> [RECORDS FOR THIS EXERCISE]:
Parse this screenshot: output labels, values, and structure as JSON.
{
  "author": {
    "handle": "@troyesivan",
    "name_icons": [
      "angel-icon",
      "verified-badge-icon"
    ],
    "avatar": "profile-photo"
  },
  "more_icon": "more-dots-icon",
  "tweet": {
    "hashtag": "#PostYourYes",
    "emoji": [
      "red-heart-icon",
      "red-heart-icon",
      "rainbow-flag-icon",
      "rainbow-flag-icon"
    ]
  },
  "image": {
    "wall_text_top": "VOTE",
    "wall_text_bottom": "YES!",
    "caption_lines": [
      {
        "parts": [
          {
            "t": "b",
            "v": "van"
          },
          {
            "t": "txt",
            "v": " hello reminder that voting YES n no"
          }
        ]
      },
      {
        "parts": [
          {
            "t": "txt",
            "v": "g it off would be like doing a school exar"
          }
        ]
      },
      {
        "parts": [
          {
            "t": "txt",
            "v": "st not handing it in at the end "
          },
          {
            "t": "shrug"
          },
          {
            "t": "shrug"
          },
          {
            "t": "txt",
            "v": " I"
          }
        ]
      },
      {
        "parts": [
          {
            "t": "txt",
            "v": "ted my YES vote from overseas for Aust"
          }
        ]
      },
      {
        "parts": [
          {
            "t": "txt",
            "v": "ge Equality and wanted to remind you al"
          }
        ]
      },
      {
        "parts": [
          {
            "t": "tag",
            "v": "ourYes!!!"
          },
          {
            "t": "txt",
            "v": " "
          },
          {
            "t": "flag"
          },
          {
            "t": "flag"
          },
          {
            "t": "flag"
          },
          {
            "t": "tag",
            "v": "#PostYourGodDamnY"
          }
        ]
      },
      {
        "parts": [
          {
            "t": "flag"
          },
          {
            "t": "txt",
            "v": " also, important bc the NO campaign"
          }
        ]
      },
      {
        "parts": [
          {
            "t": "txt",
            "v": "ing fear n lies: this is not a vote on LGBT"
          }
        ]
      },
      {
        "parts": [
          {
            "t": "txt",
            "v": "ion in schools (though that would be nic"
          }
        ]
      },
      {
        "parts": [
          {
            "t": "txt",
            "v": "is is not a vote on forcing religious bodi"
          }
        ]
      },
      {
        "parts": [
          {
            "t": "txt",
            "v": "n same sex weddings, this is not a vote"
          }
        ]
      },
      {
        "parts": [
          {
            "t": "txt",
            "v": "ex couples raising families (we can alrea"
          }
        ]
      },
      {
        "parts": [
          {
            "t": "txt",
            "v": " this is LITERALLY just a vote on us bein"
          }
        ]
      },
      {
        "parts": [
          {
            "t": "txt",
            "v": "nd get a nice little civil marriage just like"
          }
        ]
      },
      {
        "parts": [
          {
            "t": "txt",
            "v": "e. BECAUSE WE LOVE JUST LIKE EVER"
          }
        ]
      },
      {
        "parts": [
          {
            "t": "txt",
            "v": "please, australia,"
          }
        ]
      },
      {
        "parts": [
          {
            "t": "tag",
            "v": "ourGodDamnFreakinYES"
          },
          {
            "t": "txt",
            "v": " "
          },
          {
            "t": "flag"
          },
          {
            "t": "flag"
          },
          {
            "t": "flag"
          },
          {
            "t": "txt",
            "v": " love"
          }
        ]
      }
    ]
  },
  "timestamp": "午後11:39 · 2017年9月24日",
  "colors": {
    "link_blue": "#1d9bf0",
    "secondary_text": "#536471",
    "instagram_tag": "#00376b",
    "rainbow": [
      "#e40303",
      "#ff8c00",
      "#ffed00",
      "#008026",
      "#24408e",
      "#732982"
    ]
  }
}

> [TASK DIRECTIONS]:
From the records above, extract every line exactly as it stands.

> [WRITTEN ANSWER]:
Parse this screenshot: output labels, values, and structure as JSON.
{
  "author": {
    "handle": "@troyesivan",
    "name_icons": [
      "angel-icon",
      "verified-badge-icon"
    ],
    "avatar": "profile-photo"
  },
  "more_icon": "more-dots-icon",
  "tweet": {
    "hashtag": "#PostYourYes",
    "emoji": [
      "red-heart-icon",
      "red-heart-icon",
      "rainbow-flag-icon",
      "rainbow-flag-icon"
    ]
  },
  "image": {
    "wall_text_top": "VOTE",
    "wall_text_bottom": "YES!",
    "caption_lines": [
      {
        "parts": [
          {
            "t": "b",
            "v": "van"
          },
          {
            "t": "txt",
            "v": " hello reminder that voting YES n no"
          }
        ]
      },
      {
        "parts": [
          {
            "t": "txt",
            "v": "g it off would be like doing a school exar"
          }
        ]
      },
      {
        "parts": [
          {
            "t": "txt",
            "v": "st not handing it in at the end "
          },
          {
            "t": "shrug"
          },
          {
            "t": "shrug"
          },
          {
            "t": "txt",
            "v": " I"
          }
        ]
      },
      {
        "parts": [
          {
            "t": "txt",
            "v": "ted my YES vote from overseas for Aust"
          }
        ]
      },
      {
        "parts": [
          {
            "t": "txt",
            "v": "ge Equality and wanted to remind you al"
          }
        ]
      },
      {
        "parts": [
          {
            "t": "tag",
            "v": "ourYes!!!"
          },
          {
            "t": "txt",
            "v": " "
          },
          {
            "t": "flag"
          },
          {
            "t": "flag"
          },
          {
            "t": "flag"
          },
          {
            "t": "tag",
            "v": "#PostYourGodDamnY"
          }
        ]
      },
      {
        "parts": [
          {
            "t": "flag"
          },
          {
            "t": "txt",
            "v": " also, important bc the NO campaign"
          }
        ]
      },
      {
        "parts": [
          {
            "t": "txt",
            "v": "ing fear n lies: this is not a vote on LGBT"
          }
        ]
      },
      {
        "parts": [
          {
            "t": "txt",
            "v": "ion in schools (though that would be nic"
          }
        ]
      },
      {
        "parts": [
          {
            "t": "txt",
            "v": "is is not a vote on forcing religious bodi"
          }
        ]
      },
      {
        "parts": [
          {
            "t": "txt",
            "v": "n same sex weddings, this is not a vote"
          }
        ]
      },
      {
        "parts": [
          {
            "t": "txt",
            "v": "ex couples raising families (we can alrea"
          }
        ]
      },
      {
        "parts": [
          {
            "t": "txt",
            "v": " this is LITERALLY just a vote on us bein"
          }
        ]
      },
      {
        "parts": [
          {
            "t": "txt",
            "v": "nd get a nice little civil marriage just like"
          }
        ]
      },
      {
        "parts": [
          {
            "t": "txt",
            "v": "e. BECAUSE WE LOVE JUST LIKE EVER"
          }
        ]
      },
      {
        "parts": [
          {
            "t": "txt",
            "v": "please, australia,"
          }
        ]
      },
      {
        "parts": [
          {
            "t": "tag",
            "v": "ourGodDamnFreakinYES"
          },
          {
            "t": "txt",
            "v": " "
          },
          {
            "t": "flag"
          },
          {
            "t": "flag"
          },
          {
            "t": "flag"
          },
          {
            "t": "txt",
            "v": " love"
          }
        ]
      }
    ]
  },
  "timestamp": "午後11:39 · 2017年9月24日",
  "colors": {
    "link_blue": "#1d9bf0",
    "secondary_text": "#536471",
    "instagram_tag": "#00376b",
    "rainbow": [
      "#e40303",
      "#ff8c00",
      "#ffed00",
      "#008026",
      "#24408e",
      "#732982"
    ]
  }
}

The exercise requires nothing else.